WHAT NEEDS TO BE DONE » Will you transcribe the entries that follow, exactly and in full?

MATERIAL PROVIDED »
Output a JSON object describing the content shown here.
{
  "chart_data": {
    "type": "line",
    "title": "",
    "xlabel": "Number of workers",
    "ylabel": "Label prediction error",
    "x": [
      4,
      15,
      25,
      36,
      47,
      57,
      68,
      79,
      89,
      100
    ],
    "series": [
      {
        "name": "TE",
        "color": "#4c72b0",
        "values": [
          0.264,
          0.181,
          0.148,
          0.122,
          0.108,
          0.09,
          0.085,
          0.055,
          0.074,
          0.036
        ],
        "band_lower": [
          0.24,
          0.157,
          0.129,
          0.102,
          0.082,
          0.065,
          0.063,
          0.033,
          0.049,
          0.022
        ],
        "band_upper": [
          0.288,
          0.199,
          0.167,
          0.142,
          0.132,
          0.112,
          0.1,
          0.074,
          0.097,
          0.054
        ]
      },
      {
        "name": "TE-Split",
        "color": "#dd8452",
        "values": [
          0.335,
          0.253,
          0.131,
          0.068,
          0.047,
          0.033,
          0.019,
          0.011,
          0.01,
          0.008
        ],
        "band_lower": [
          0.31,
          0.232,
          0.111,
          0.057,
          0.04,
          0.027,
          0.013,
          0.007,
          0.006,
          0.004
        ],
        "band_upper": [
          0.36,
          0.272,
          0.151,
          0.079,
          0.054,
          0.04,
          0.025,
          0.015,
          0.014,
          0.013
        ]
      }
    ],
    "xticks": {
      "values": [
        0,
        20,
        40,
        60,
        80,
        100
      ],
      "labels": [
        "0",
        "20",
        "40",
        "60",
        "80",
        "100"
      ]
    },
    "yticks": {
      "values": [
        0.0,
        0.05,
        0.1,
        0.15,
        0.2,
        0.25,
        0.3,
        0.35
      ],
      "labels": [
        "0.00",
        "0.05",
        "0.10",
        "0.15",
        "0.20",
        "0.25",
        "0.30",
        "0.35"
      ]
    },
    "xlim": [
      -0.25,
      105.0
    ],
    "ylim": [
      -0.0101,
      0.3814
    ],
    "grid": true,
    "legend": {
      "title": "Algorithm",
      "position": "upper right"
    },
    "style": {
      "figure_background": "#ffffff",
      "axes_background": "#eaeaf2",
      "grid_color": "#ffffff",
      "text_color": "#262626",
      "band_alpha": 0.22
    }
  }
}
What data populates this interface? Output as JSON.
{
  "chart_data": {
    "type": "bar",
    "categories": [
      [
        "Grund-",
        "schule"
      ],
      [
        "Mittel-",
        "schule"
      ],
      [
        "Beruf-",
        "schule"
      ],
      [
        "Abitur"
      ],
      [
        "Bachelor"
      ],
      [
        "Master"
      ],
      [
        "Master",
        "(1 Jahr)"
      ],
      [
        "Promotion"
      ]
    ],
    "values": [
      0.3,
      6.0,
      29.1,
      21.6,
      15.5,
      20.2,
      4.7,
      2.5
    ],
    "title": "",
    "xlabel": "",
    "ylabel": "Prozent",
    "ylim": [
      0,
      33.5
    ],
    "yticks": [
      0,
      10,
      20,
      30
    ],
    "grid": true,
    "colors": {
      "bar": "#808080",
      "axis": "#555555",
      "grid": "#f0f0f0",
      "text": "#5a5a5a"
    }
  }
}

EXERCISE OUTPUT »
Output a JSON object describing the content shown here.
{
  "chart_data": {
    "type": "line",
    "title": "",
    "xlabel": "Number of workers",
    "ylabel": "Label prediction error",
    "x": [
      4,
      15,
      25,
      36,
      47,
      57,
      68,
      79,
      89,
      100
    ],
    "series": [
      {
        "name": "TE",
        "color": "#4c72b0",
        "values": [
          0.264,
          0.181,
          0.148,
          0.122,
          0.108,
          0.09,
          0.085,
          0.055,
          0.074,
          0.036
        ],
        "band_lower": [
          0.24,
          0.157,
          0.129,
          0.102,
          0.082,
          0.065,
          0.063,
          0.033,
          0.049,
          0.022
        ],
        "band_upper": [
          0.288,
          0.199,
          0.167,
          0.142,
          0.132,
          0.112,
          0.1,
          0.074,
          0.097,
          0.054
        ]
      },
      {
        "name": "TE-Split",
        "color": "#dd8452",
        "values": [
          0.335,
          0.253,
          0.131,
          0.068,
          0.047,
          0.033,
          0.019,
          0.011,
          0.01,
          0.008
        ],
        "band_lower": [
          0.31,
          0.232,
          0.111,
          0.057,
          0.04,
          0.027,
          0.013,
          0.007,
          0.006,
          0.004
        ],
        "band_upper": [
          0.36,
          0.272,
          0.151,
          0.079,
          0.054,
          0.04,
          0.025,
          0.015,
          0.014,
          0.013
        ]
      }
    ],
    "xticks": {
      "values": [
        0,
        20,
        40,
        60,
        80,
        100
      ],
      "labels": [
        "0",
        "20",
        "40",
        "60",
        "80",
        "100"
      ]
    },
    "yticks": {
      "values": [
        0.0,
        0.05,
        0.1,
        0.15,
        0.2,
        0.25,
        0.3,
        0.35
      ],
      "labels": [
        "0.00",
        "0.05",
        "0.10",
        "0.15",
        "0.20",
        "0.25",
        "0.30",
        "0.35"
      ]
    },
    "xlim": [
      -0.25,
      105.0
    ],
    "ylim": [
      -0.0101,
      0.3814
    ],
    "grid": true,
    "legend": {
      "title": "Algorithm",
      "position": "upper right"
    },
    "style": {
      "figure_background": "#ffffff",
      "axes_background": "#eaeaf2",
      "grid_color": "#ffffff",
      "text_color": "#262626",
      "band_alpha": 0.22
    }
  }
}
What data populates this interface? Output as JSON.
{
  "chart_data": {
    "type": "bar",
    "categories": [
      [
        "Grund-",
        "schule"
      ],
      [
        "Mittel-",
        "schule"
      ],
      [
        "Beruf-",
        "schule"
      ],
      [
        "Abitur"
      ],
      [
        "Bachelor"
      ],
      [
        "Master"
      ],
      [
        "Master",
        "(1 Jahr)"
      ],
      [
        "Promotion"
      ]
    ],
    "values": [
      0.3,
      6.0,
      29.1,
      21.6,
      15.5,
      20.2,
      4.7,
      2.5
    ],
    "title": "",
    "xlabel": "",
    "ylabel": "Prozent",
    "ylim": [
      0,
      33.5
    ],
    "yticks": [
      0,
      10,
      20,
      30
    ],
    "grid": true,
    "colors": {
      "bar": "#808080",
      "axis": "#555555",
      "grid": "#f0f0f0",
      "text": "#5a5a5a"
    }
  }
}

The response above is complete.